__WRITTEN TASK__.
Copy out the rows from the line with "echo-cell-negative — [279, 373, 284, 379]" up to and including the line with "echo-edge-positive — [344, 429, 354, 440]", keeping each one identical to the original.

[Element boundary records]
———

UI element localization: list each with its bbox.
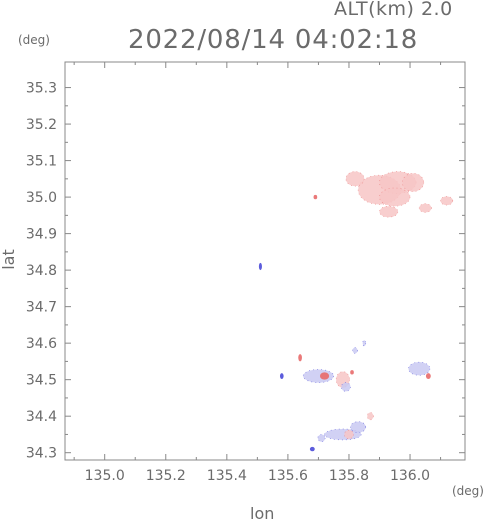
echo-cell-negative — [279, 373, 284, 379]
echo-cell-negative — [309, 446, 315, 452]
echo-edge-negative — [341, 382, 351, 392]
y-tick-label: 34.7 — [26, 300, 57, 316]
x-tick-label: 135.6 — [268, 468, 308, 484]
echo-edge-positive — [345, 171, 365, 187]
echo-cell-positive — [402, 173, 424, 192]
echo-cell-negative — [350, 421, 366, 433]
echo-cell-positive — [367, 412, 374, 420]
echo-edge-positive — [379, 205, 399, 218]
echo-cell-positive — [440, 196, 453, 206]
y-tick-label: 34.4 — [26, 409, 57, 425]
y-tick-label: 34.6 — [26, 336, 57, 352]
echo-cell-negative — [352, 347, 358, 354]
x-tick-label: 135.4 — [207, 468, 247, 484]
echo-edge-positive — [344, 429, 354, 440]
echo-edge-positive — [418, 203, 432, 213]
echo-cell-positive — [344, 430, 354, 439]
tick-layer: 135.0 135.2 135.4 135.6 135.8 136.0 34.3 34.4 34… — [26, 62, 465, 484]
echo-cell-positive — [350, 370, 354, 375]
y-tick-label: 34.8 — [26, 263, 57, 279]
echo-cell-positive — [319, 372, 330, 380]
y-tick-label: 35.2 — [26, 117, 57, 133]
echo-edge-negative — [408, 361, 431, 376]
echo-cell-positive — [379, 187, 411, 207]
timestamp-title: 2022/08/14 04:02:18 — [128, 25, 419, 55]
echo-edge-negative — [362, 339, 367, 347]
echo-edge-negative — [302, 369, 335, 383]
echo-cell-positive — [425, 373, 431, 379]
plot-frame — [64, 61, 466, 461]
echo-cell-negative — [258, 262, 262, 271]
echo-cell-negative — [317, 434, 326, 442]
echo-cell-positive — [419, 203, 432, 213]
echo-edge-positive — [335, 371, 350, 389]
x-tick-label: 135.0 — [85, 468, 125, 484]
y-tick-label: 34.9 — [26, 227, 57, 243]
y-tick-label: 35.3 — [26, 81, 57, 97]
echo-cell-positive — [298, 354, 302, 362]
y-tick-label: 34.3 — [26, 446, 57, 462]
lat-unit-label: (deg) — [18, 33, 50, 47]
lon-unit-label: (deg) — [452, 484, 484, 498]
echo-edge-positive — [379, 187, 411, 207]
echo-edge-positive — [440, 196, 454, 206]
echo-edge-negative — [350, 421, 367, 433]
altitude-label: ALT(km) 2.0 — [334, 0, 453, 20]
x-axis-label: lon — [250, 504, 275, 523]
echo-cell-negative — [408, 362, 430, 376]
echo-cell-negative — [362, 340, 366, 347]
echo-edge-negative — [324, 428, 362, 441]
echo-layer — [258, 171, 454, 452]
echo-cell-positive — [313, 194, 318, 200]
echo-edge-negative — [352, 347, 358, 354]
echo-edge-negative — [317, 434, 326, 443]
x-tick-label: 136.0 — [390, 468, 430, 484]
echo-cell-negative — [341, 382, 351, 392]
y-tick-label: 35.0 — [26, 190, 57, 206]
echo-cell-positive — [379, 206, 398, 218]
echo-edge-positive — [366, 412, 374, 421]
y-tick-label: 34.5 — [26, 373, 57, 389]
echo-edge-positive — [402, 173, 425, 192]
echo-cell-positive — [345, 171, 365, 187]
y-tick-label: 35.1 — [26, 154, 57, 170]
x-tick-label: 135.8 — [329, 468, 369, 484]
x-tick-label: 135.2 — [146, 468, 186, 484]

———

__ANSWER IN FULL__.
echo-cell-negative — [279, 373, 284, 379]
echo-cell-negative — [309, 446, 315, 452]
echo-edge-negative — [341, 382, 351, 392]
y-tick-label: 34.7 — [26, 300, 57, 316]
x-tick-label: 135.6 — [268, 468, 308, 484]
echo-edge-positive — [345, 171, 365, 187]
echo-cell-positive — [402, 173, 424, 192]
echo-cell-negative — [350, 421, 366, 433]
echo-cell-positive — [367, 412, 374, 420]
echo-edge-positive — [379, 205, 399, 218]
echo-cell-positive — [440, 196, 453, 206]
y-tick-label: 34.4 — [26, 409, 57, 425]
y-tick-label: 34.6 — [26, 336, 57, 352]
echo-cell-negative — [352, 347, 358, 354]
x-tick-label: 135.4 — [207, 468, 247, 484]
echo-edge-positive — [344, 429, 354, 440]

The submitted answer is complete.